» Your instructions:
Return all lines with the word "description" in them.

» Stored data:
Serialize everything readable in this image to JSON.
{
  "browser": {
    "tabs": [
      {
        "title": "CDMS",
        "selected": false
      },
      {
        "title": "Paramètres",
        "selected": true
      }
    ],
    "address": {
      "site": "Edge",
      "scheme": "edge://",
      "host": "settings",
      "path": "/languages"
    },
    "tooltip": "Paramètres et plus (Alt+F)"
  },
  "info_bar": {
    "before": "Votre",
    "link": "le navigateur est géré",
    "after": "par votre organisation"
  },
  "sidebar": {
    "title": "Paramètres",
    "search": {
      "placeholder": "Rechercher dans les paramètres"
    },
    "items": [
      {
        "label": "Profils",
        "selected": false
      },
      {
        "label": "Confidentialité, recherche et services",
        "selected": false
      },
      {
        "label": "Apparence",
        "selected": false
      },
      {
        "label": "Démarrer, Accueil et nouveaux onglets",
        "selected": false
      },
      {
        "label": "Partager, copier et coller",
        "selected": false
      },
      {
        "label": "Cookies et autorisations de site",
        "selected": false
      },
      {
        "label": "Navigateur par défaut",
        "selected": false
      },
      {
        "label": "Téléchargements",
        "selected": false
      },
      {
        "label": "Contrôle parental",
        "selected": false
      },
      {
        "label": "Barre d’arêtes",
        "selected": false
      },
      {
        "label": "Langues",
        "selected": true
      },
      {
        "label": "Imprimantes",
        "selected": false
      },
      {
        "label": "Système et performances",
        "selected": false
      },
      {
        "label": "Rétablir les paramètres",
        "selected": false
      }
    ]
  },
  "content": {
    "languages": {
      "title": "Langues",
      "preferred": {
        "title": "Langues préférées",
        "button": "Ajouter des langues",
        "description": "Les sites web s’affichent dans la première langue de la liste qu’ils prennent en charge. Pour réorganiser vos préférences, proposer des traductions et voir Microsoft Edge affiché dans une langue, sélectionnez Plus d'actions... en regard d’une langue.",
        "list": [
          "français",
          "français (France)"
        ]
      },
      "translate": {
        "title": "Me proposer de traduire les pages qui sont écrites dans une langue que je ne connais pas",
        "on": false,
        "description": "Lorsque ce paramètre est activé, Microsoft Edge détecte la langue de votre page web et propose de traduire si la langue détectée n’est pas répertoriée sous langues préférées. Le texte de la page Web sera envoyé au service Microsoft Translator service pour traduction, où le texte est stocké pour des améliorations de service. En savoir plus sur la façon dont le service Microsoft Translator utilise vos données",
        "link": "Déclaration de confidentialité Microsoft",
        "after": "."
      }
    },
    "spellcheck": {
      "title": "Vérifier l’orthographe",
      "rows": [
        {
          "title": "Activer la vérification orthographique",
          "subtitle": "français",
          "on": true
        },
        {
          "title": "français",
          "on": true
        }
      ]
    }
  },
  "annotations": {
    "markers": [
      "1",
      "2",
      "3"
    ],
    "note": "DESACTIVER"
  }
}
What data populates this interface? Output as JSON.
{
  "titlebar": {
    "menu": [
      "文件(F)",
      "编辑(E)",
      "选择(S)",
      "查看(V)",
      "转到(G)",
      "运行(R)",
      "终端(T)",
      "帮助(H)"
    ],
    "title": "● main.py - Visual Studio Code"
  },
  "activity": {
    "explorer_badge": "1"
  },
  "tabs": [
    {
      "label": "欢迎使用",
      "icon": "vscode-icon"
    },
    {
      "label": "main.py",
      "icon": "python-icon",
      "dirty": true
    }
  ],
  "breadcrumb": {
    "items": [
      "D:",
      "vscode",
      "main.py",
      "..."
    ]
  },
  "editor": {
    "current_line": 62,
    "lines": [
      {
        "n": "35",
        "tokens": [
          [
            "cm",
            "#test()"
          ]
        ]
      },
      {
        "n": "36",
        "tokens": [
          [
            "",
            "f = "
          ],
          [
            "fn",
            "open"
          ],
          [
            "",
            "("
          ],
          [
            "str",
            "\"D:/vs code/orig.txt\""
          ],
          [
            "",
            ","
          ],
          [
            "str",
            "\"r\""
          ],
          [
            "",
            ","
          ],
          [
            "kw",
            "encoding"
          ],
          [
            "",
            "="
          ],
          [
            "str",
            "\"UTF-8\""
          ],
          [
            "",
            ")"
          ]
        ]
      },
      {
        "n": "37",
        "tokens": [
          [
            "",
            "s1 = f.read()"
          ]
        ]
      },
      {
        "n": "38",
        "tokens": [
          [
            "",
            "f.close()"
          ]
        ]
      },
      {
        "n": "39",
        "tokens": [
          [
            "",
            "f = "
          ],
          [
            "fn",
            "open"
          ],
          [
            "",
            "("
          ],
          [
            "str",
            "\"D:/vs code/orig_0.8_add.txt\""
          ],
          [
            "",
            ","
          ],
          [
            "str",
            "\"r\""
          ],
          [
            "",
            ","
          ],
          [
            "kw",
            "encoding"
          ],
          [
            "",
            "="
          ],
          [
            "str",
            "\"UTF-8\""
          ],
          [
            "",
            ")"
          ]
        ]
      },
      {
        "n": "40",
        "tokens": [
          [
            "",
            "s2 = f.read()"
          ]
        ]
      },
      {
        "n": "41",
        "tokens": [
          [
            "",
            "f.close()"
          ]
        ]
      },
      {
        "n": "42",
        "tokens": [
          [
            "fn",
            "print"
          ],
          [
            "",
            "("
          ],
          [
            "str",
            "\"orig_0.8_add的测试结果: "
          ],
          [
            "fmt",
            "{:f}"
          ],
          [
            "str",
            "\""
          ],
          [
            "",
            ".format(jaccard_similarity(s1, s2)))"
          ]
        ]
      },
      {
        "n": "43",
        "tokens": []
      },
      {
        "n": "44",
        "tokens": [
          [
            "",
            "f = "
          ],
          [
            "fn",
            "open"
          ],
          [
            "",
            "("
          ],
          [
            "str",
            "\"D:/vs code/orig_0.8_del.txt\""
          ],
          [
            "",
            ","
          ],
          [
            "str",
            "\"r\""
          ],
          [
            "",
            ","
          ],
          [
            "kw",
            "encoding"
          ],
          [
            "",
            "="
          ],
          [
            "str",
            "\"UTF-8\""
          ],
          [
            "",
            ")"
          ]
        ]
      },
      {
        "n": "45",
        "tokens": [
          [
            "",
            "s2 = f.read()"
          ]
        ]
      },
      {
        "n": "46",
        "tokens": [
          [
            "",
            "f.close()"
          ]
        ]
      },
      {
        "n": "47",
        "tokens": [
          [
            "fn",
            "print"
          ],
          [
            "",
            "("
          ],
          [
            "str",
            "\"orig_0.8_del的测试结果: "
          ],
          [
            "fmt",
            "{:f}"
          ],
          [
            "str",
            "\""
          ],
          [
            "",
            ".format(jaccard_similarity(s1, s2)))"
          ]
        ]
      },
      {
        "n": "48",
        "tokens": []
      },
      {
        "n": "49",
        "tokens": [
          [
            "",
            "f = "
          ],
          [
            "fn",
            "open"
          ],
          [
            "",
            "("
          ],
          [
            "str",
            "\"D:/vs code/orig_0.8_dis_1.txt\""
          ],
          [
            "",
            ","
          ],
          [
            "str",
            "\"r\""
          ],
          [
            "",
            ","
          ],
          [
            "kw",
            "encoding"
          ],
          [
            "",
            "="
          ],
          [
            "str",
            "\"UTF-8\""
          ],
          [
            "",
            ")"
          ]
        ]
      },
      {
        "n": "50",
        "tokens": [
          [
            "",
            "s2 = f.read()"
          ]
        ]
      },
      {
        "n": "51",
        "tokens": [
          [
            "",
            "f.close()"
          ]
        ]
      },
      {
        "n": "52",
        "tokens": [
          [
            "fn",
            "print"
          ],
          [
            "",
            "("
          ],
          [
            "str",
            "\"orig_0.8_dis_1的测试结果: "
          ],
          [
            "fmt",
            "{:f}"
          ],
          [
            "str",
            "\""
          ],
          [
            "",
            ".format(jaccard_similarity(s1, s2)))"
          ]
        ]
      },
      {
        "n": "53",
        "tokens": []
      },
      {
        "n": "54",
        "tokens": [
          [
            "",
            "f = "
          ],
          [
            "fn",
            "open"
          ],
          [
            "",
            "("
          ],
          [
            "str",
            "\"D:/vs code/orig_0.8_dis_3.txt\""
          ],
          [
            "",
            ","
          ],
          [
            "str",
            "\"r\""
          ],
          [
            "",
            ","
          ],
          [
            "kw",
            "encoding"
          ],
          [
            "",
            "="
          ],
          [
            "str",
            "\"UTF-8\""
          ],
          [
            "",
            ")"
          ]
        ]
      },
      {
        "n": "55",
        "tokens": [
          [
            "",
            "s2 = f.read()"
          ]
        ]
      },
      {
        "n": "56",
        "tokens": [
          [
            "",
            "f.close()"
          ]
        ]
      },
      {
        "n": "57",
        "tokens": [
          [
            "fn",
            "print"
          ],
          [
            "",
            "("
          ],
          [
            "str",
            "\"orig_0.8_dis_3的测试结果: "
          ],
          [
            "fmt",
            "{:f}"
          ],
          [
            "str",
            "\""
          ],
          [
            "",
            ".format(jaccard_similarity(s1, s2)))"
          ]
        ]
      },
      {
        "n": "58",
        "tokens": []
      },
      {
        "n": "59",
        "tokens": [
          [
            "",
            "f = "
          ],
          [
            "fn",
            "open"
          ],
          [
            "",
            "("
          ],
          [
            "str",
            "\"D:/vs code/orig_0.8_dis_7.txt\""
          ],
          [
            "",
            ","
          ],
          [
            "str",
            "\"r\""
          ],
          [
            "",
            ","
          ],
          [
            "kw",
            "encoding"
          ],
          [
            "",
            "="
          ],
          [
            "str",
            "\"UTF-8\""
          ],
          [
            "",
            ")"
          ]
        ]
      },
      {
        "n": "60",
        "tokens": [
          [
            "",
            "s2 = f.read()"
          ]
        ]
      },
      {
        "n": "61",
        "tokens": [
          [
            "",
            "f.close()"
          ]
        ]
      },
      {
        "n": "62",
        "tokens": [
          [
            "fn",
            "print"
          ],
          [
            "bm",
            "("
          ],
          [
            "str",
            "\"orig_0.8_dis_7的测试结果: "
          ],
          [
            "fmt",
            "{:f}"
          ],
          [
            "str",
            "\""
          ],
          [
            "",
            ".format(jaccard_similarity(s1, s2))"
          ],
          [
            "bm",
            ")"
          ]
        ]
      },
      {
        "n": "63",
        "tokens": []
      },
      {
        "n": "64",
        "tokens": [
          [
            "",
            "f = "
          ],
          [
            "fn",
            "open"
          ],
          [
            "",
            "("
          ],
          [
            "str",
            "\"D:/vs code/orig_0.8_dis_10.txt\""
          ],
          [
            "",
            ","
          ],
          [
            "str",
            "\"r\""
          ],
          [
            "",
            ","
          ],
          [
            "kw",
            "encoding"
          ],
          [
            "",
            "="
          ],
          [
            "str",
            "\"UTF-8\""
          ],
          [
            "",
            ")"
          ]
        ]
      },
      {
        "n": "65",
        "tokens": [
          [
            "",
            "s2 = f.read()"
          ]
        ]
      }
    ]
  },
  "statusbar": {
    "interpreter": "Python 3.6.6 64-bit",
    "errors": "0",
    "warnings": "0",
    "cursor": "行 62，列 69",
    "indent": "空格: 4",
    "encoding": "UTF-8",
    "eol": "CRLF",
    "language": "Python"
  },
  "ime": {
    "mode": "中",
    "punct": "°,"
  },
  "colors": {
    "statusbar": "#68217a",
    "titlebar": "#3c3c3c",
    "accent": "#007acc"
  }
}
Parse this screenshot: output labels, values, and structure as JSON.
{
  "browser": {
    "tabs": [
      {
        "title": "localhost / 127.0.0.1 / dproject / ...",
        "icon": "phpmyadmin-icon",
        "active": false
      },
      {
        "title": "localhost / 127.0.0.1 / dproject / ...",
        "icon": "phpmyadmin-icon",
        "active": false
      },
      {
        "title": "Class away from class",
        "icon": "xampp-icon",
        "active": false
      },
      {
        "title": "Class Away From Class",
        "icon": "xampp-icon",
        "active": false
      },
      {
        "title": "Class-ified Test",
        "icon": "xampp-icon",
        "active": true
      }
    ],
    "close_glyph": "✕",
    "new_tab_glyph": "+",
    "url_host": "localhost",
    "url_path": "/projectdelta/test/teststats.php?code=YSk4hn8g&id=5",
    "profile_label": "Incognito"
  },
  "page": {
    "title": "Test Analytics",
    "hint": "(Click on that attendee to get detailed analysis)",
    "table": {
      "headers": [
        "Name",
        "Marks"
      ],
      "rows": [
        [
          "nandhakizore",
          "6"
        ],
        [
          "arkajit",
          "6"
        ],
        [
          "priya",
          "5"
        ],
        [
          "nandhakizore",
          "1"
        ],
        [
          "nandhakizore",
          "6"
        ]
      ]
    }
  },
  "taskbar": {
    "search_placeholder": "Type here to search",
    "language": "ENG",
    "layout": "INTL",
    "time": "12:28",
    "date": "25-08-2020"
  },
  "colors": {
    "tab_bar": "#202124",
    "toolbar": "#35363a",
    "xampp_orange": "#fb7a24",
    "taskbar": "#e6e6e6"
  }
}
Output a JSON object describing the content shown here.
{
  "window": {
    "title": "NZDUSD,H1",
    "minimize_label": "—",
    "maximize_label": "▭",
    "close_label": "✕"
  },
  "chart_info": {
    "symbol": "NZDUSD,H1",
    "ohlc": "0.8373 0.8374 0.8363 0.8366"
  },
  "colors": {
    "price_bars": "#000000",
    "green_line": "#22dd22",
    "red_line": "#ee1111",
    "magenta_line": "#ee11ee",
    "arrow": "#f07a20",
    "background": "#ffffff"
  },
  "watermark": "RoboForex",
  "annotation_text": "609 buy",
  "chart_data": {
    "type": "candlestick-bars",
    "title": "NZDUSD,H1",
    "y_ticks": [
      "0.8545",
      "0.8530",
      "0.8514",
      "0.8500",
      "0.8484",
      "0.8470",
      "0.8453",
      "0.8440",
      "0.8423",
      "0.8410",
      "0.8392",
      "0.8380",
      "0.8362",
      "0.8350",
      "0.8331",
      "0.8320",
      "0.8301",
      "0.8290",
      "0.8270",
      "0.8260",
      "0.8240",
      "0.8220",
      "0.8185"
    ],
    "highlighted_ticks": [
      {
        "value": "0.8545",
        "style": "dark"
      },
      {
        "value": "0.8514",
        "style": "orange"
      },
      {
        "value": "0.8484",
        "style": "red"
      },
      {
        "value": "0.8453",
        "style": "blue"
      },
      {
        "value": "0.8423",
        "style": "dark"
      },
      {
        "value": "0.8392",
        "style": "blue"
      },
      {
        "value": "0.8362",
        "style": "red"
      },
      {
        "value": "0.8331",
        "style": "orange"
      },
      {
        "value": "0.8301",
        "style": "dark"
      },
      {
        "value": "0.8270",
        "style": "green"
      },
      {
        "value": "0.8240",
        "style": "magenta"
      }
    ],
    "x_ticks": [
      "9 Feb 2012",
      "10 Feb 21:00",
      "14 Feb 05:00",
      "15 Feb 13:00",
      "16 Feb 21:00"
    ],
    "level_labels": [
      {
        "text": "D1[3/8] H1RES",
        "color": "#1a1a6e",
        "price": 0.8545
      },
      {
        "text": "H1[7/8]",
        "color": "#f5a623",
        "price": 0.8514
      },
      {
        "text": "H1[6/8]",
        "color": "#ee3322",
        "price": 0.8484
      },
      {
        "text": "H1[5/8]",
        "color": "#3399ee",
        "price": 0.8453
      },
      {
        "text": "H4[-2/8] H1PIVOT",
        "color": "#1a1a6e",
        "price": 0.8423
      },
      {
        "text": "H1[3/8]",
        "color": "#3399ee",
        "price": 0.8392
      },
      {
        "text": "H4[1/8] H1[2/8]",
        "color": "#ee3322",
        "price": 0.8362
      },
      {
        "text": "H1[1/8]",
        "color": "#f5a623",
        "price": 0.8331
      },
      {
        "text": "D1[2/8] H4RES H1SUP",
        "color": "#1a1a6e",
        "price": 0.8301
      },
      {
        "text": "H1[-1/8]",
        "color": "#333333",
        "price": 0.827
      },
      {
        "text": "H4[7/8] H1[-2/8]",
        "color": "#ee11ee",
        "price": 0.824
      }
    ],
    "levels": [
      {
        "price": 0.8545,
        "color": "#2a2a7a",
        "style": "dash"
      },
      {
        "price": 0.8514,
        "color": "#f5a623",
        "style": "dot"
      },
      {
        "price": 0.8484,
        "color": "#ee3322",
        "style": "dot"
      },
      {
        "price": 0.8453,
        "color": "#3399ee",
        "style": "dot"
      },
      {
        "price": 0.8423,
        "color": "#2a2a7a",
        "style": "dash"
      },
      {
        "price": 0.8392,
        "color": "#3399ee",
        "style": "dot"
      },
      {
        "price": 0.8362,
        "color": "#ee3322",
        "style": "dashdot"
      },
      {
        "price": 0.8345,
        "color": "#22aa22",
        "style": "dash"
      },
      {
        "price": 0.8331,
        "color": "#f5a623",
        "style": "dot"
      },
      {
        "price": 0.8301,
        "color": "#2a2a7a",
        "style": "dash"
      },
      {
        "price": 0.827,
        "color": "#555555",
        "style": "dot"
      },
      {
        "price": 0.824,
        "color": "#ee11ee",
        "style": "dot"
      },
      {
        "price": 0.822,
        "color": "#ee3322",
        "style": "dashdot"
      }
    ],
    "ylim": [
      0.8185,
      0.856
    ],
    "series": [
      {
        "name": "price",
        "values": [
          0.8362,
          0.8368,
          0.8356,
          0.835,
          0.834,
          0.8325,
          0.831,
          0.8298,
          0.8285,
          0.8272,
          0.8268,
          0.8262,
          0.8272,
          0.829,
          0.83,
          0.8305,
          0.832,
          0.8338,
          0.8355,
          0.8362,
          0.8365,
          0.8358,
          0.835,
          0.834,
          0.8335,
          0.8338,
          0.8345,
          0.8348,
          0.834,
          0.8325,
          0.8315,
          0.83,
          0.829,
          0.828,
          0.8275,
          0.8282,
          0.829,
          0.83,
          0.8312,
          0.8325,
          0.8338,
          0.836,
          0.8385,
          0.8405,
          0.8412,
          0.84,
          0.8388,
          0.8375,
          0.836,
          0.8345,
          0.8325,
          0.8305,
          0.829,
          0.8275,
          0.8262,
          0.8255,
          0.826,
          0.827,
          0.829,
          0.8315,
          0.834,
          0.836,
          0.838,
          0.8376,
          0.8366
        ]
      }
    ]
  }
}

» Final result:
        "description": "Les sites web s’affichent dans la première langue de la liste qu’ils prennent en charge. Pour réorganiser vos préférences, proposer des traductions et voir Microsoft Edge affiché dans une langue, sélectionnez Plus d'actions... en regard d’une langue.",
        "description": "Lorsque ce paramètre est activé, Microsoft Edge détecte la langue de votre page web et propose de traduire si la langue détectée n’est pas répertoriée sous langues préférées. Le texte de la page Web sera envoyé au service Microsoft Translator service pour traduction, où le texte est stocké pour des améliorations de service. En savoir plus sur la façon dont le service Microsoft Translator utilise vos données",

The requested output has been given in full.